START EXCERPTED TEXT

I expect the write to complete only partially if the amount to be written is greater than the amount of space in the socket's TCP output buffer (this is what I expect intuitively, it's also pretty much my understanding of the docs), but that's not what happens. The write() always seems to return reporting the full amount written, even if it's several megabytes (the socket's SO_SNDBUF is 8KB, much, much less than my multi-megabyte output message).

A problem here is that I can't test the code that handles the case where the output is partially written (registering an interest set of WRITE to a selector and doing a select() to wait until the remainder can be written), as that case never seems to happen. What am I not understanding?

A: 

I'll make a big leap of faith and assume that the underlying network provider for Java is the same as for C...the O/S allocates more than just SO_SNDBUF for every socket. I bet if you put your send code in a for(1,100000) loop, you would eventually get a write that succeeds with a value smaller than requested.

Clay
Thanks for the idea. I just did a few hundred multi-megabyte writes and not a single one of them returned with a value less than the full amount.
jpdaigle
Any chance you can watch the traffic with a sniffer and see how the packets are being sent? Might give you a clue if the sending library is even trying to break up the packets into smaller than MTU chunks.
stu
+1  A: 

I've been working with UDP in Java and have seen some really "interesting" and completely undocumented behavior in the Java NIO stuff in general. The best way to determine what is happening is to look at the source which comes with Java.

END EXCERPTED TEXT
START RECORDS SUPPLIED

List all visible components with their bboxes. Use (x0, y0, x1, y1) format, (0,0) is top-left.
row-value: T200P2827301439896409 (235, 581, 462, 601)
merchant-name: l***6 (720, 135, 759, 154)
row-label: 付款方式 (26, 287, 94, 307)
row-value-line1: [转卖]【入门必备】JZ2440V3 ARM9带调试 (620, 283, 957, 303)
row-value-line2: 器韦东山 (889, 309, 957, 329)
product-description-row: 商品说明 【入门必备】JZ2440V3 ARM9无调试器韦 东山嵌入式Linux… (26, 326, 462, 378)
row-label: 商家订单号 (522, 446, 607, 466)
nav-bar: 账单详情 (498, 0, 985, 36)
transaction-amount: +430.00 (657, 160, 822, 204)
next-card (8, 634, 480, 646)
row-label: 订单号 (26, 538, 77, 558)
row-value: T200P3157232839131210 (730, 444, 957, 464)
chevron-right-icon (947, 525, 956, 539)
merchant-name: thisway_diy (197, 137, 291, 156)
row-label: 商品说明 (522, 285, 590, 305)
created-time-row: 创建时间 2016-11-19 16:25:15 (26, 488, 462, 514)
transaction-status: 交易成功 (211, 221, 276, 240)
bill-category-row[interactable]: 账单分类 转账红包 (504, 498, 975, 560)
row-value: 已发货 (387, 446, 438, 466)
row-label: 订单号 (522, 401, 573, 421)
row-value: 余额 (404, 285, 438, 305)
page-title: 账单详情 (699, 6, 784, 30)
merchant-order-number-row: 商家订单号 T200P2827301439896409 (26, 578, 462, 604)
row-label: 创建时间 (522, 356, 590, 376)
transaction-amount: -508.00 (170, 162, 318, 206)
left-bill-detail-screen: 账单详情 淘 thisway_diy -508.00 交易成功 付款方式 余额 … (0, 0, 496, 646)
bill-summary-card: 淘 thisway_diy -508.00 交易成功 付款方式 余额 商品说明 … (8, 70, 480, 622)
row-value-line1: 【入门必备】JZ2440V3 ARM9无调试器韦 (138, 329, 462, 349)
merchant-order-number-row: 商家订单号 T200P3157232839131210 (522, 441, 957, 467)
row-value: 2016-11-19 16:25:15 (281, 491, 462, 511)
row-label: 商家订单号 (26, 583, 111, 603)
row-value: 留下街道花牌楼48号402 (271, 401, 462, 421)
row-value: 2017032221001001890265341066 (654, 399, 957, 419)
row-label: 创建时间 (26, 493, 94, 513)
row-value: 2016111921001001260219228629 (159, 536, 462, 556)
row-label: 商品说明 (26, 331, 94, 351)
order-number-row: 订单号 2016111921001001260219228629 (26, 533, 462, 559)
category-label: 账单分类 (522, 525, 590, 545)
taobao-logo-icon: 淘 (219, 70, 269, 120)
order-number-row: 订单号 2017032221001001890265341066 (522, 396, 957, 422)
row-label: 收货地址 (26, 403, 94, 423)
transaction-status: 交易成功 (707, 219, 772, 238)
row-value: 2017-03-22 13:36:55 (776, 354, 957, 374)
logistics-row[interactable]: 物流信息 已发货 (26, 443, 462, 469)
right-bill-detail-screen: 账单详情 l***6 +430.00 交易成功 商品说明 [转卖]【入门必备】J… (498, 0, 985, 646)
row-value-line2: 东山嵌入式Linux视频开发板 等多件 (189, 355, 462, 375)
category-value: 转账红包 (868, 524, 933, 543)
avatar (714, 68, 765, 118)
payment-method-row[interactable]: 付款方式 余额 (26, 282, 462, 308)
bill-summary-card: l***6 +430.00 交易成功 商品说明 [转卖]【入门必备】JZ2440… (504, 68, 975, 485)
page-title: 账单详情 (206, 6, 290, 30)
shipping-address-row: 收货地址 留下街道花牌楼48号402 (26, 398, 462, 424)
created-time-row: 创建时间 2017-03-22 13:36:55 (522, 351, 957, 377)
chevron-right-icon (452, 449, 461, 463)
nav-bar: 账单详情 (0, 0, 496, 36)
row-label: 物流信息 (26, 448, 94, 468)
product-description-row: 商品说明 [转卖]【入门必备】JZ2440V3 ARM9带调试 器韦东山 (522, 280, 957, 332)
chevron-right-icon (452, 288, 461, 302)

END RECORDS SUPPLIED

Answer these questions about the Java socket-write discussion:
1. What is the socket's SO_SNDBUF size?
2. How many multi-megabyte writes were tried after the suggestion to loop the send code?
3. Which protocol has the writer of the last answer been working with in Java?
The rows are separate material, unrelated to the text.

= ANSWER AREA =
1. 8KB
2. A few hundred
3. UDP